PASSAGE GIVEN »

A black prostitute (on the far left of the picture) is part of the general debauchery. She laughs in enjoyment of the vulgar antics of her fellow prostitutes. There is a suggestion of obscenity in the way she places her finger to her mouth. A sexual pun is involved, for her laughter evokes the term 'black joke' - 18th century slang for the female sexual organs and also the title of a famous obscene song. In case the pun is missed, Hogarth has the black prostitute looking in the direction of a pregnant ballad seller who enters the room with a copy of 'The Black Joke'.

The Scotch versions are based on an English tune that was known as "Black Jock (1)" in Scotland from about 1735 (Johnson). It was often played in Scotland in scordatura tuning (AEae), as directed, for example, in James Gillespie's A Collection of the Best and Most Favourite Tunes for the Violin (Perth, 1768). James Oswald printed a "Burlesque on Black Joak" in his Caledonian Pocket Companion (Book 7, c. 1756), and, a year later set it in 3/4 time (as "Black Jock") in his Collection of Scots Tunes (1757). Johnson thinks the name was changed either on purpose, to 'Scottisize' it (it was known as "Black Jack" in Northumberland), or to distance it from the extremely obscene lyrics. If the latter, the distancing was largely hypocriphal, for the lyrics were well-known throughout the country. The Scots poet Robert Burns (who was no stranger to ribaldry) penned to the melody, in September, 1784, the words "My girl she's airy, she's buxom and gay," one of his earliest bawdy songs:

Her slender neck, her handsome waist,
Her hair well buckl'd, her stays well lad'd,
Her taper white leg with an et, and a, c,
For her a,b,e,d, and her c,u,n,t,
And Oh, for the joys of a long winter night!!!

The tune appears in Scottish musician and dancing master David Young's McFarlane Manuscript (1740) in a long variation set (18 strains) by Charles McLean, in Bremner's Scots Tunes (1759) in 30 strains, the Gillespie Manuscript (1768), the Sharpe Manuscript (c. 1790) with 18 strains, and a flute MS. of c. 1770; all have basically the same variations, though in different order.

In Ireland, Flood (1906) reports that the famous rope dancer Madame Violante set off a furor in Dublin's Smock-Alley Theatre in December, 1729, when Cummins danced the "White Joke," a set off to the then-popular "Black Joke." In fact, there soon appeared a number of 'Joke' tunes in country dance collections such as Walsh's, of all the colors of the rainbow.

WHAT THIS EXERCISE ASKS »
A. According to the passage on the "Black Joke" tune, in what month and year did Robert Burns write "My girl she's airy, she's buxom and gay" to the melody?
B. From the passage on the "Black Joke" tune, reproduce the part that opens with the words containing "A black prostitute" and closes with "of 'The Black Joke'.".

MATERIAL PROVIDED »
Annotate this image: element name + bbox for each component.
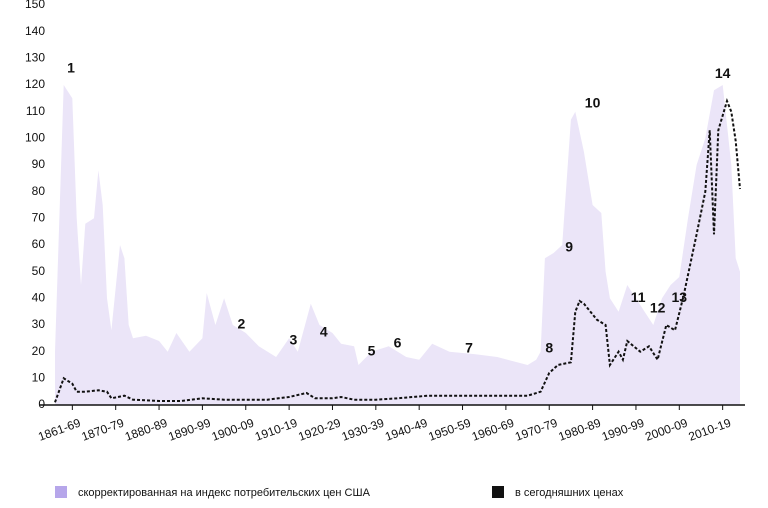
x-tick-label: 1880-89 [123, 416, 169, 444]
y-tick-label: 150 [25, 0, 45, 11]
y-tick-label: 140 [25, 24, 45, 38]
annotation: 10 [585, 94, 601, 110]
y-tick-label: 20 [32, 344, 46, 358]
annotation: 2 [238, 316, 246, 332]
legend-swatch [55, 486, 67, 498]
line [54, 97, 741, 403]
x-tick-label: 1890-99 [166, 416, 212, 444]
area [55, 85, 740, 405]
annotation: 12 [650, 300, 666, 316]
x-tick-label: 2010-19 [687, 416, 733, 444]
annotation: 8 [545, 340, 553, 356]
annotation: 13 [672, 289, 688, 305]
x-tick-label: 1940-49 [383, 416, 429, 444]
annotation: 14 [715, 65, 731, 81]
x-tick-label: 1900-09 [210, 416, 256, 444]
x-tick-label: 1970-79 [513, 416, 559, 444]
y-tick-label: 80 [32, 184, 46, 198]
legend-label: в сегодняшних ценах [515, 487, 624, 499]
annotation: 1 [67, 60, 75, 76]
y-tick-label: 30 [32, 317, 46, 331]
annotation: 3 [290, 332, 298, 348]
x-tick-label: 2000-09 [643, 416, 689, 444]
x-tick-label: 1930-39 [340, 416, 386, 444]
x-tick-label: 1870-79 [80, 416, 126, 444]
y-tick-label: 40 [32, 291, 46, 305]
annotation: 5 [368, 342, 376, 358]
annotation: 6 [394, 334, 402, 350]
annotation: 4 [320, 324, 328, 340]
y-tick-label: 120 [25, 77, 45, 91]
x-tick-label: 1960-69 [470, 416, 516, 444]
legend-swatch [492, 486, 504, 498]
annotation: 9 [565, 238, 573, 254]
y-tick-label: 90 [32, 157, 46, 171]
annotation: 11 [631, 289, 646, 305]
legend-label: скорректированная на индекс потребительс… [78, 487, 371, 499]
y-tick-label: 130 [25, 51, 45, 65]
x-tick-label: 1990-99 [600, 416, 646, 444]
y-tick-label: 110 [26, 104, 45, 118]
x-tick-label: 1920-29 [296, 416, 342, 444]
y-tick-label: 10 [32, 371, 46, 385]
y-tick-label: 100 [25, 131, 45, 145]
y-tick-label: 50 [32, 264, 46, 278]
y-tick-label: 60 [32, 237, 46, 251]
x-tick-label: 1910-19 [253, 416, 299, 444]
x-tick-label: 1950-59 [426, 416, 472, 444]
x-tick-label: 1980-89 [557, 416, 603, 444]
y-tick-label: 70 [32, 211, 46, 225]
x-tick-label: 1861-69 [36, 416, 82, 444]
annotation: 7 [465, 340, 473, 356]
y-tick-label: 0 [38, 397, 45, 411]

ANSWERS FOR THE TASKS »
A. September 1784.

B.
A black prostitute (on the far left of the picture) is part of the general debauchery. She laughs in enjoyment of the vulgar antics of her fellow prostitutes. There is a suggestion of obscenity in the way she places her finger to her mouth. A sexual pun is involved, for her laughter evokes the term 'black joke' - 18th century slang for the female sexual organs and also the title of a famous obscene song. In case the pun is missed, Hogarth has the black prostitute looking in the direction of a pregnant ballad seller who enters the room with a copy of 'The Black Joke'.